--- START ---

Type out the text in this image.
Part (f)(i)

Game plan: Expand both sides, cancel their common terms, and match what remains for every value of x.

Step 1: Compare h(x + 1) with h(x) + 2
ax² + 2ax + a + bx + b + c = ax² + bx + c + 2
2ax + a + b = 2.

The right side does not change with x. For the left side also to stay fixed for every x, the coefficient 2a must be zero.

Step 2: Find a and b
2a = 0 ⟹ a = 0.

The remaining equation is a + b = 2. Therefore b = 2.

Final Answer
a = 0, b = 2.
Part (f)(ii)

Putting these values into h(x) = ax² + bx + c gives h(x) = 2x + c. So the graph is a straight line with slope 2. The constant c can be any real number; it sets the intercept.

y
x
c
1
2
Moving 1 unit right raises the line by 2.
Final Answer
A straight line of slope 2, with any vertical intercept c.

--- END ---

» Your goal
Extract the whole listing, character for character.

» Answer for the task
Type out the text in this image.
Part (f)(i)

Game plan: Expand both sides, cancel their common terms, and match what remains for every value of x.

Step 1: Compare h(x + 1) with h(x) + 2
ax² + 2ax + a + bx + b + c = ax² + bx + c + 2
2ax + a + b = 2.

The right side does not change with x. For the left side also to stay fixed for every x, the coefficient 2a must be zero.

Step 2: Find a and b
2a = 0 ⟹ a = 0.

The remaining equation is a + b = 2. Therefore b = 2.

Final Answer
a = 0, b = 2.
Part (f)(ii)

Putting these values into h(x) = ax² + bx + c gives h(x) = 2x + c. So the graph is a straight line with slope 2. The constant c can be any real number; it sets the intercept.

y
x
c
1
2
Moving 1 unit right raises the line by 2.
Final Answer
A straight line of slope 2, with any vertical intercept c.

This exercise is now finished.